(DATA FOR THIS TASK)
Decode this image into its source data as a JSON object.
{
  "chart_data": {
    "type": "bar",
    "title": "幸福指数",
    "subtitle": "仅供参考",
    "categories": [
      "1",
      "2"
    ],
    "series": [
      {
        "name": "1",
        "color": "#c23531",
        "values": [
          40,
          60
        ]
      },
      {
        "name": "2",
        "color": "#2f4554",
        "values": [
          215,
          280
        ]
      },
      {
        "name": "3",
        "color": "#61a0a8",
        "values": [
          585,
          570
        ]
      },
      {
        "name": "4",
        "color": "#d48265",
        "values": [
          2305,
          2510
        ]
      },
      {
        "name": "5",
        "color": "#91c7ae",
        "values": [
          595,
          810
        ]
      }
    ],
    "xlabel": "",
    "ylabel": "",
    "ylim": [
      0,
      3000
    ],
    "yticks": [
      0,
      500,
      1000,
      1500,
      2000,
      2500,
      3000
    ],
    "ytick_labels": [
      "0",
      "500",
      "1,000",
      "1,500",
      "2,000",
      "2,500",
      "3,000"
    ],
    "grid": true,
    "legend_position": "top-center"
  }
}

(EXERCISE)
Would you reproduce all the entries exactly?

(EXPECTED OUTPUT)
Decode this image into its source data as a JSON object.
{
  "chart_data": {
    "type": "bar",
    "title": "幸福指数",
    "subtitle": "仅供参考",
    "categories": [
      "1",
      "2"
    ],
    "series": [
      {
        "name": "1",
        "color": "#c23531",
        "values": [
          40,
          60
        ]
      },
      {
        "name": "2",
        "color": "#2f4554",
        "values": [
          215,
          280
        ]
      },
      {
        "name": "3",
        "color": "#61a0a8",
        "values": [
          585,
          570
        ]
      },
      {
        "name": "4",
        "color": "#d48265",
        "values": [
          2305,
          2510
        ]
      },
      {
        "name": "5",
        "color": "#91c7ae",
        "values": [
          595,
          810
        ]
      }
    ],
    "xlabel": "",
    "ylabel": "",
    "ylim": [
      0,
      3000
    ],
    "yticks": [
      0,
      500,
      1000,
      1500,
      2000,
      2500,
      3000
    ],
    "ytick_labels": [
      "0",
      "500",
      "1,000",
      "1,500",
      "2,000",
      "2,500",
      "3,000"
    ],
    "grid": true,
    "legend_position": "top-center"
  }
}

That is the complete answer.